Go through the entries below and retype them exactly, omitting each picture.

= Extracted data =
################

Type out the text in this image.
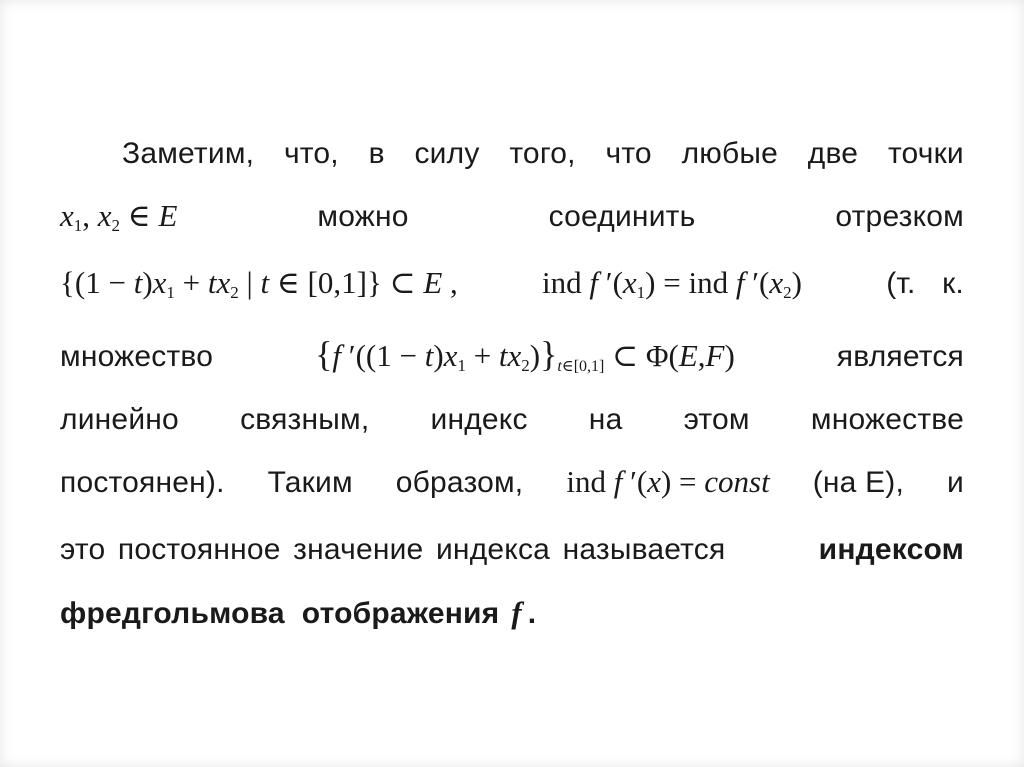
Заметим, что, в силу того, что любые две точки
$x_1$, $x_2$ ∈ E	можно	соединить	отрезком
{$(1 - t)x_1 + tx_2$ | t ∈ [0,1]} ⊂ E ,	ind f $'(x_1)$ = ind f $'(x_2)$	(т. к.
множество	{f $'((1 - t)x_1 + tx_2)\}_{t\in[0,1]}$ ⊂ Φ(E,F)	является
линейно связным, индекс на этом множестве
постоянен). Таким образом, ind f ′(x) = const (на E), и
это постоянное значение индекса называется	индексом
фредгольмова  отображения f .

################

= Result for this exercise =
Type out the text in this image.
Заметим, что, в силу того, что любые две точки
$x_1$, $x_2$ ∈ E	можно	соединить	отрезком
{$(1 - t)x_1 + tx_2$ | t ∈ [0,1]} ⊂ E ,	ind f $'(x_1)$ = ind f $'(x_2)$	(т. к.
множество	{f $'((1 - t)x_1 + tx_2)\}_{t\in[0,1]}$ ⊂ Φ(E,F)	является
линейно связным, индекс на этом множестве
постоянен). Таким образом, ind f ′(x) = const (на E), и
это постоянное значение индекса называется	индексом
фредгольмова  отображения f .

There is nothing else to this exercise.